→ **WHAT IS REQUIRED**
Retype the records that come next, word for word.
----- GIVEN ENTRIES -----
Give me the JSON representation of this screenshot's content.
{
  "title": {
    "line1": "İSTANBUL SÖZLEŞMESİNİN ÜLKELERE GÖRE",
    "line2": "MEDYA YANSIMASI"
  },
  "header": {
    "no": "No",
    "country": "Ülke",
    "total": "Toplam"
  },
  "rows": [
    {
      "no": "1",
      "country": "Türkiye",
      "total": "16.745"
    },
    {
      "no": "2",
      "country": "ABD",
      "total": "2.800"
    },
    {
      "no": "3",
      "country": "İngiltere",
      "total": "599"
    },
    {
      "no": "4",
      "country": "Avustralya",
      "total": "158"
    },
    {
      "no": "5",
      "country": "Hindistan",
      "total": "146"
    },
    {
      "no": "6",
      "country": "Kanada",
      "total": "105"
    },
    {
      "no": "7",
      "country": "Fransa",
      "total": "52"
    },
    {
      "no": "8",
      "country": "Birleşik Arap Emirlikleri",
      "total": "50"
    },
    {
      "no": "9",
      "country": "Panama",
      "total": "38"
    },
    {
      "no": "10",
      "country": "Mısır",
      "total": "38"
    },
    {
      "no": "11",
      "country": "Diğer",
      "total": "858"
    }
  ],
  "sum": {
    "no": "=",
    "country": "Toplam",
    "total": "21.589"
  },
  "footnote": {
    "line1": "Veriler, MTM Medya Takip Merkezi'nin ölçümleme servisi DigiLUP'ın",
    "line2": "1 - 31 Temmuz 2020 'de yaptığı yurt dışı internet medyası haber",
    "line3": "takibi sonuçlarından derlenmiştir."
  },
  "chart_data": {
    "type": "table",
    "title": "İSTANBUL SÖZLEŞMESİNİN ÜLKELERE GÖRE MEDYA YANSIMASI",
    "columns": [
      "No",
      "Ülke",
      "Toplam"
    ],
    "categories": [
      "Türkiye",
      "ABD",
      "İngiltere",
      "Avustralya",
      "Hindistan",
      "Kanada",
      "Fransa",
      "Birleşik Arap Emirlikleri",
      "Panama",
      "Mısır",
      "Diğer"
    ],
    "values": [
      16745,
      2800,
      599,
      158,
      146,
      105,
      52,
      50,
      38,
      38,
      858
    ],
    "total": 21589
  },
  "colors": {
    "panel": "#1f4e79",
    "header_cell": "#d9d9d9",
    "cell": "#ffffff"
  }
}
-----
→ **SOLVED EXERCISE**
Give me the JSON representation of this screenshot's content.
{
  "title": {
    "line1": "İSTANBUL SÖZLEŞMESİNİN ÜLKELERE GÖRE",
    "line2": "MEDYA YANSIMASI"
  },
  "header": {
    "no": "No",
    "country": "Ülke",
    "total": "Toplam"
  },
  "rows": [
    {
      "no": "1",
      "country": "Türkiye",
      "total": "16.745"
    },
    {
      "no": "2",
      "country": "ABD",
      "total": "2.800"
    },
    {
      "no": "3",
      "country": "İngiltere",
      "total": "599"
    },
    {
      "no": "4",
      "country": "Avustralya",
      "total": "158"
    },
    {
      "no": "5",
      "country": "Hindistan",
      "total": "146"
    },
    {
      "no": "6",
      "country": "Kanada",
      "total": "105"
    },
    {
      "no": "7",
      "country": "Fransa",
      "total": "52"
    },
    {
      "no": "8",
      "country": "Birleşik Arap Emirlikleri",
      "total": "50"
    },
    {
      "no": "9",
      "country": "Panama",
      "total": "38"
    },
    {
      "no": "10",
      "country": "Mısır",
      "total": "38"
    },
    {
      "no": "11",
      "country": "Diğer",
      "total": "858"
    }
  ],
  "sum": {
    "no": "=",
    "country": "Toplam",
    "total": "21.589"
  },
  "footnote": {
    "line1": "Veriler, MTM Medya Takip Merkezi'nin ölçümleme servisi DigiLUP'ın",
    "line2": "1 - 31 Temmuz 2020 'de yaptığı yurt dışı internet medyası haber",
    "line3": "takibi sonuçlarından derlenmiştir."
  },
  "chart_data": {
    "type": "table",
    "title": "İSTANBUL SÖZLEŞMESİNİN ÜLKELERE GÖRE MEDYA YANSIMASI",
    "columns": [
      "No",
      "Ülke",
      "Toplam"
    ],
    "categories": [
      "Türkiye",
      "ABD",
      "İngiltere",
      "Avustralya",
      "Hindistan",
      "Kanada",
      "Fransa",
      "Birleşik Arap Emirlikleri",
      "Panama",
      "Mısır",
      "Diğer"
    ],
    "values": [
      16745,
      2800,
      599,
      158,
      146,
      105,
      52,
      50,
      38,
      38,
      858
    ],
    "total": 21589
  },
  "colors": {
    "panel": "#1f4e79",
    "header_cell": "#d9d9d9",
    "cell": "#ffffff"
  }
}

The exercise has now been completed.